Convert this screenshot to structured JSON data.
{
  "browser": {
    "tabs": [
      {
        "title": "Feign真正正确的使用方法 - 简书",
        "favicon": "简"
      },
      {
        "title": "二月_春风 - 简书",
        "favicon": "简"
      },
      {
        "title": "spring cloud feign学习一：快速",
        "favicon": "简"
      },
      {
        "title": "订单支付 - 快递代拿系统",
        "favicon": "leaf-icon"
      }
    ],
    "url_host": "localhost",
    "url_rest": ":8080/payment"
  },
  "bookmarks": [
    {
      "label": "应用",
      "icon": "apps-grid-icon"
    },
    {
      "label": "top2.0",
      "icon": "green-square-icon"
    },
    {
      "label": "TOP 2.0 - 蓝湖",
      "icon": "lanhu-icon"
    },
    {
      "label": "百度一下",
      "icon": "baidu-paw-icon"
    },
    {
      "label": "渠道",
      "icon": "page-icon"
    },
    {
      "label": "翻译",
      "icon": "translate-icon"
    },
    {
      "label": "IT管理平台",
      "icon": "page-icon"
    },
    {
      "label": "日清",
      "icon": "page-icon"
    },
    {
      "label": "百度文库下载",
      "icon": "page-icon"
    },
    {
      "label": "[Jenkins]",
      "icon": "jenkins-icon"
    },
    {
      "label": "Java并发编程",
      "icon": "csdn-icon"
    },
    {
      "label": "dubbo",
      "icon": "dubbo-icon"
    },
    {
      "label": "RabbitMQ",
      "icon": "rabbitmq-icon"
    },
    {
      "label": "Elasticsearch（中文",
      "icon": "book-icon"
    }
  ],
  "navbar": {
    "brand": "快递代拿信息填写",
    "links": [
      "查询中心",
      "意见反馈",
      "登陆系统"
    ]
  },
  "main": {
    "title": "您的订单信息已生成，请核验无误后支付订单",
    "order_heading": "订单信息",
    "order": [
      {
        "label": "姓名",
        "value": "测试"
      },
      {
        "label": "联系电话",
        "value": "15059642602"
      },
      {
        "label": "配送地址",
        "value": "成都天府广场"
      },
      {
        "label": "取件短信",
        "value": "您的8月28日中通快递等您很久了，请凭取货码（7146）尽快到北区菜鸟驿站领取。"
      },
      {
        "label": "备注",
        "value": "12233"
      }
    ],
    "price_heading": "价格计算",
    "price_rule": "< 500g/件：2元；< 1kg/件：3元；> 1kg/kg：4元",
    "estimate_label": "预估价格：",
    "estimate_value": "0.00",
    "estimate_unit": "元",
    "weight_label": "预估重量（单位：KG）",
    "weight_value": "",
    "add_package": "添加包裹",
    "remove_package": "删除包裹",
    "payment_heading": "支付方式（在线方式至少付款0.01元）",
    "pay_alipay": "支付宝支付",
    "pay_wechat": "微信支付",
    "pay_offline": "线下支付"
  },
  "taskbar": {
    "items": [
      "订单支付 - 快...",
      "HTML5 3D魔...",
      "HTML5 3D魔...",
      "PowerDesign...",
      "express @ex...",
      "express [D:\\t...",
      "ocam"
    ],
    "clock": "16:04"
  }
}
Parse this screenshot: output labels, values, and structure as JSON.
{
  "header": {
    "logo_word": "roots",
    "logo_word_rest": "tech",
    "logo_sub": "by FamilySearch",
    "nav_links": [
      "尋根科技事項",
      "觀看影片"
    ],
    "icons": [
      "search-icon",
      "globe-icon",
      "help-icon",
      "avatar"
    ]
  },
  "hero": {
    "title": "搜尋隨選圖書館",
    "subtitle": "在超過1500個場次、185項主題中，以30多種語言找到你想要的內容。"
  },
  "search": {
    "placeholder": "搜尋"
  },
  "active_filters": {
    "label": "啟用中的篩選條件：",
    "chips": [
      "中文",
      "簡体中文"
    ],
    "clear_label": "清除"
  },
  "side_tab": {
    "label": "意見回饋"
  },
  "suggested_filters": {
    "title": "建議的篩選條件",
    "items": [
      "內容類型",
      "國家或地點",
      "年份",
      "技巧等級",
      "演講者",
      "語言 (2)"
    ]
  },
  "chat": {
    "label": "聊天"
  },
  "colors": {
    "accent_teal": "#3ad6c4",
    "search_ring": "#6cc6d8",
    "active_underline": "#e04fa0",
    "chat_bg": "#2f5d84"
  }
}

__Exercise details__.
Quote the data above in full, changing nothing.

__Result of the exercise__.
Convert this screenshot to structured JSON data.
{
  "browser": {
    "tabs": [
      {
        "title": "Feign真正正确的使用方法 - 简书",
        "favicon": "简"
      },
      {
        "title": "二月_春风 - 简书",
        "favicon": "简"
      },
      {
        "title": "spring cloud feign学习一：快速",
        "favicon": "简"
      },
      {
        "title": "订单支付 - 快递代拿系统",
        "favicon": "leaf-icon"
      }
    ],
    "url_host": "localhost",
    "url_rest": ":8080/payment"
  },
  "bookmarks": [
    {
      "label": "应用",
      "icon": "apps-grid-icon"
    },
    {
      "label": "top2.0",
      "icon": "green-square-icon"
    },
    {
      "label": "TOP 2.0 - 蓝湖",
      "icon": "lanhu-icon"
    },
    {
      "label": "百度一下",
      "icon": "baidu-paw-icon"
    },
    {
      "label": "渠道",
      "icon": "page-icon"
    },
    {
      "label": "翻译",
      "icon": "translate-icon"
    },
    {
      "label": "IT管理平台",
      "icon": "page-icon"
    },
    {
      "label": "日清",
      "icon": "page-icon"
    },
    {
      "label": "百度文库下载",
      "icon": "page-icon"
    },
    {
      "label": "[Jenkins]",
      "icon": "jenkins-icon"
    },
    {
      "label": "Java并发编程",
      "icon": "csdn-icon"
    },
    {
      "label": "dubbo",
      "icon": "dubbo-icon"
    },
    {
      "label": "RabbitMQ",
      "icon": "rabbitmq-icon"
    },
    {
      "label": "Elasticsearch（中文",
      "icon": "book-icon"
    }
  ],
  "navbar": {
    "brand": "快递代拿信息填写",
    "links": [
      "查询中心",
      "意见反馈",
      "登陆系统"
    ]
  },
  "main": {
    "title": "您的订单信息已生成，请核验无误后支付订单",
    "order_heading": "订单信息",
    "order": [
      {
        "label": "姓名",
        "value": "测试"
      },
      {
        "label": "联系电话",
        "value": "15059642602"
      },
      {
        "label": "配送地址",
        "value": "成都天府广场"
      },
      {
        "label": "取件短信",
        "value": "您的8月28日中通快递等您很久了，请凭取货码（7146）尽快到北区菜鸟驿站领取。"
      },
      {
        "label": "备注",
        "value": "12233"
      }
    ],
    "price_heading": "价格计算",
    "price_rule": "< 500g/件：2元；< 1kg/件：3元；> 1kg/kg：4元",
    "estimate_label": "预估价格：",
    "estimate_value": "0.00",
    "estimate_unit": "元",
    "weight_label": "预估重量（单位：KG）",
    "weight_value": "",
    "add_package": "添加包裹",
    "remove_package": "删除包裹",
    "payment_heading": "支付方式（在线方式至少付款0.01元）",
    "pay_alipay": "支付宝支付",
    "pay_wechat": "微信支付",
    "pay_offline": "线下支付"
  },
  "taskbar": {
    "items": [
      "订单支付 - 快...",
      "HTML5 3D魔...",
      "HTML5 3D魔...",
      "PowerDesign...",
      "express @ex...",
      "express [D:\\t...",
      "ocam"
    ],
    "clock": "16:04"
  }
}
Parse this screenshot: output labels, values, and structure as JSON.
{
  "header": {
    "logo_word": "roots",
    "logo_word_rest": "tech",
    "logo_sub": "by FamilySearch",
    "nav_links": [
      "尋根科技事項",
      "觀看影片"
    ],
    "icons": [
      "search-icon",
      "globe-icon",
      "help-icon",
      "avatar"
    ]
  },
  "hero": {
    "title": "搜尋隨選圖書館",
    "subtitle": "在超過1500個場次、185項主題中，以30多種語言找到你想要的內容。"
  },
  "search": {
    "placeholder": "搜尋"
  },
  "active_filters": {
    "label": "啟用中的篩選條件：",
    "chips": [
      "中文",
      "簡体中文"
    ],
    "clear_label": "清除"
  },
  "side_tab": {
    "label": "意見回饋"
  },
  "suggested_filters": {
    "title": "建議的篩選條件",
    "items": [
      "內容類型",
      "國家或地點",
      "年份",
      "技巧等級",
      "演講者",
      "語言 (2)"
    ]
  },
  "chat": {
    "label": "聊天"
  },
  "colors": {
    "accent_teal": "#3ad6c4",
    "search_ring": "#6cc6d8",
    "active_underline": "#e04fa0",
    "chat_bg": "#2f5d84"
  }
}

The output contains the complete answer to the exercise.